**Exercise goal:**
Pull every line containing "시작되었다" out of the material below.

---------- Supplied entries

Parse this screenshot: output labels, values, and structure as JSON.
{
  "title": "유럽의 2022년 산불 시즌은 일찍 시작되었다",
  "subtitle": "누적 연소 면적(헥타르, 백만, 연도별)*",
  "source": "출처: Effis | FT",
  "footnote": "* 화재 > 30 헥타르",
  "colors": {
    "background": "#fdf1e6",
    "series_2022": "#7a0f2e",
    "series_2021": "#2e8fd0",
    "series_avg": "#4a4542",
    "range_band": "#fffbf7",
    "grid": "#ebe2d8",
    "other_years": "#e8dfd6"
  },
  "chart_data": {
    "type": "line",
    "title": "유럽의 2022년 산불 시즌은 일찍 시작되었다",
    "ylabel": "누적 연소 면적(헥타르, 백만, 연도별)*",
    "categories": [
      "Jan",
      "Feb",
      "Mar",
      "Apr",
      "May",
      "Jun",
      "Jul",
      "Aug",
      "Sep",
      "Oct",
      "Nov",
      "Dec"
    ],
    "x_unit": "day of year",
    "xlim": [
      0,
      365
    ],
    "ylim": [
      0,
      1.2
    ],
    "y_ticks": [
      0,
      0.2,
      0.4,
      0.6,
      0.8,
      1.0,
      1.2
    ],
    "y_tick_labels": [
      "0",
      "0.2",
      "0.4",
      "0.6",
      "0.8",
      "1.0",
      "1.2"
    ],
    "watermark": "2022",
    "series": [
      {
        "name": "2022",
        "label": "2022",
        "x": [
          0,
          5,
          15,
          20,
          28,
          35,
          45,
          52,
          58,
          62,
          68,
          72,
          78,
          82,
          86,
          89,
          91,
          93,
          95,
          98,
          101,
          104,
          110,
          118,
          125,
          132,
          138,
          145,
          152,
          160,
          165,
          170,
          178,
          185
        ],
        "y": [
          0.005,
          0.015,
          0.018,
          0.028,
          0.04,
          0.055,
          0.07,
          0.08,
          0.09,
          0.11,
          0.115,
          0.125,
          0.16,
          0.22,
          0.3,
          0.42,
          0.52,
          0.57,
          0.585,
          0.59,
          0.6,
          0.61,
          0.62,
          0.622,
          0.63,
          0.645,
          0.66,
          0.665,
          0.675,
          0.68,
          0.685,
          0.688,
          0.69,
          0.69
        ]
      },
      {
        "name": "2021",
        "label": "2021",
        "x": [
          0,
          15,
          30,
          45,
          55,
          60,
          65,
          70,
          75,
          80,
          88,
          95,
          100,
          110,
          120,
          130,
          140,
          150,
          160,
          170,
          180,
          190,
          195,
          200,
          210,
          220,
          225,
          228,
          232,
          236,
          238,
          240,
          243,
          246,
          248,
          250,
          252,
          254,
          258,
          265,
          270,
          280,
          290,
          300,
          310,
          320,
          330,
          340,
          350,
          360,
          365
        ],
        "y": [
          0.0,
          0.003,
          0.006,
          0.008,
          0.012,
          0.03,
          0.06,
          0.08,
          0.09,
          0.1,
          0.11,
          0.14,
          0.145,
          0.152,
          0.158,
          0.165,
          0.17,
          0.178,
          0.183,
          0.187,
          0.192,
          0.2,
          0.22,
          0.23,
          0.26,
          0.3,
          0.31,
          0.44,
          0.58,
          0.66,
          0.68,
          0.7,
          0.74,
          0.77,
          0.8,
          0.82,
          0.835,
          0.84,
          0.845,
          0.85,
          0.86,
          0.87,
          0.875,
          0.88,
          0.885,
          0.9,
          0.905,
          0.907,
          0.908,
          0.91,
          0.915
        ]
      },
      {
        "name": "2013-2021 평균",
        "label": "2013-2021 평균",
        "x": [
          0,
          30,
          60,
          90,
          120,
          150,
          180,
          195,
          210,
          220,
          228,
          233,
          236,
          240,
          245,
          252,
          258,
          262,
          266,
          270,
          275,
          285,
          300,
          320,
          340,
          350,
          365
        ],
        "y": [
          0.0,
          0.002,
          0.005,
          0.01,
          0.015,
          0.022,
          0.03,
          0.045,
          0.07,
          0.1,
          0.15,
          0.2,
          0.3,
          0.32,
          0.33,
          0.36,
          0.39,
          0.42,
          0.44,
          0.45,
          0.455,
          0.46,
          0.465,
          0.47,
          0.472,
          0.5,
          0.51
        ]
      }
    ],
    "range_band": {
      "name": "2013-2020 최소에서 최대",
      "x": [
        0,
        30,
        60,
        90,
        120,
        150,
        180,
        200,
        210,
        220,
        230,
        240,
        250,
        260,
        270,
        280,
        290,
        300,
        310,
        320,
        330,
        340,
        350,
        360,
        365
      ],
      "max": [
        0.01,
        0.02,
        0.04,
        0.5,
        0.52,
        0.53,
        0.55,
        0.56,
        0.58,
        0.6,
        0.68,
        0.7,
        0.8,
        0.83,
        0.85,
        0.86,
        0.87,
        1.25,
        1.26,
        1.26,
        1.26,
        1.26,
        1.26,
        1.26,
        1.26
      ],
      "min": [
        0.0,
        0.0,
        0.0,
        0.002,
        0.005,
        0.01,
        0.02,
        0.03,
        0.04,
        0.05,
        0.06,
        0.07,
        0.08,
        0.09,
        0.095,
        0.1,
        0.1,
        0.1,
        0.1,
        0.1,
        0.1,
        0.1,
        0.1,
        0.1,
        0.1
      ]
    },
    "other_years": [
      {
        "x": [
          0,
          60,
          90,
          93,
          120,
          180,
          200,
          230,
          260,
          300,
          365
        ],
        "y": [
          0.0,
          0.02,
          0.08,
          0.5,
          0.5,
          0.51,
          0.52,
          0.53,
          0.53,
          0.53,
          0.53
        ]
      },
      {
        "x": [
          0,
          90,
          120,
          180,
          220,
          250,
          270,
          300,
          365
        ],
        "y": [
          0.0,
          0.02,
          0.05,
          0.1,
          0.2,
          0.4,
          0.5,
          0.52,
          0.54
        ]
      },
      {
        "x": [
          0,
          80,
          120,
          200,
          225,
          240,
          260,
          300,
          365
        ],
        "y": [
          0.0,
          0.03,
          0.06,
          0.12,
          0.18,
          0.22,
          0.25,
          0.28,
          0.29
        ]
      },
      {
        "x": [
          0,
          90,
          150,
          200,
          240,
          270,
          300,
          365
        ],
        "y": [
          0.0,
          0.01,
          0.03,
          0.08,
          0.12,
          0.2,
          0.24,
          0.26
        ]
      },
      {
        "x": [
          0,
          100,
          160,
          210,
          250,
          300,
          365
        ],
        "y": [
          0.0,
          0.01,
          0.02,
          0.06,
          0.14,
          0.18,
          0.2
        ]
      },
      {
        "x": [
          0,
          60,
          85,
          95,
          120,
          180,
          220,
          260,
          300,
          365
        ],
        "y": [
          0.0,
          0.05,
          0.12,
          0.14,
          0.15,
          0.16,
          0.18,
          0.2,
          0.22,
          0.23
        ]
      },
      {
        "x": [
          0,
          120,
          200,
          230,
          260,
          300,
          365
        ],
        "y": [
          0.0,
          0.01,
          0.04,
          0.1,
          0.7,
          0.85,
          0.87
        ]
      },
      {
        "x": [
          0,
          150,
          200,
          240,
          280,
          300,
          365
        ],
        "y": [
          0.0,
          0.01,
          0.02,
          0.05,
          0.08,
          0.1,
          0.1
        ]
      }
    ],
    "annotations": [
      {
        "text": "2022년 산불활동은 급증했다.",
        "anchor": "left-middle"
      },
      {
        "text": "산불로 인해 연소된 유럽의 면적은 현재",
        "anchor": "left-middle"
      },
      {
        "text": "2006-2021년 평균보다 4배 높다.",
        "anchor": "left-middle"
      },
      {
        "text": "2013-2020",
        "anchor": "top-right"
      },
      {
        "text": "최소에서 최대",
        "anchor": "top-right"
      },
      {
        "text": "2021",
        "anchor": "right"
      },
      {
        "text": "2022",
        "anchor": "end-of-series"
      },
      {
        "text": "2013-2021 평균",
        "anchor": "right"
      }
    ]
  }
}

--------------------

**Answer:**
  "title": "유럽의 2022년 산불 시즌은 일찍 시작되었다",
    "title": "유럽의 2022년 산불 시즌은 일찍 시작되었다",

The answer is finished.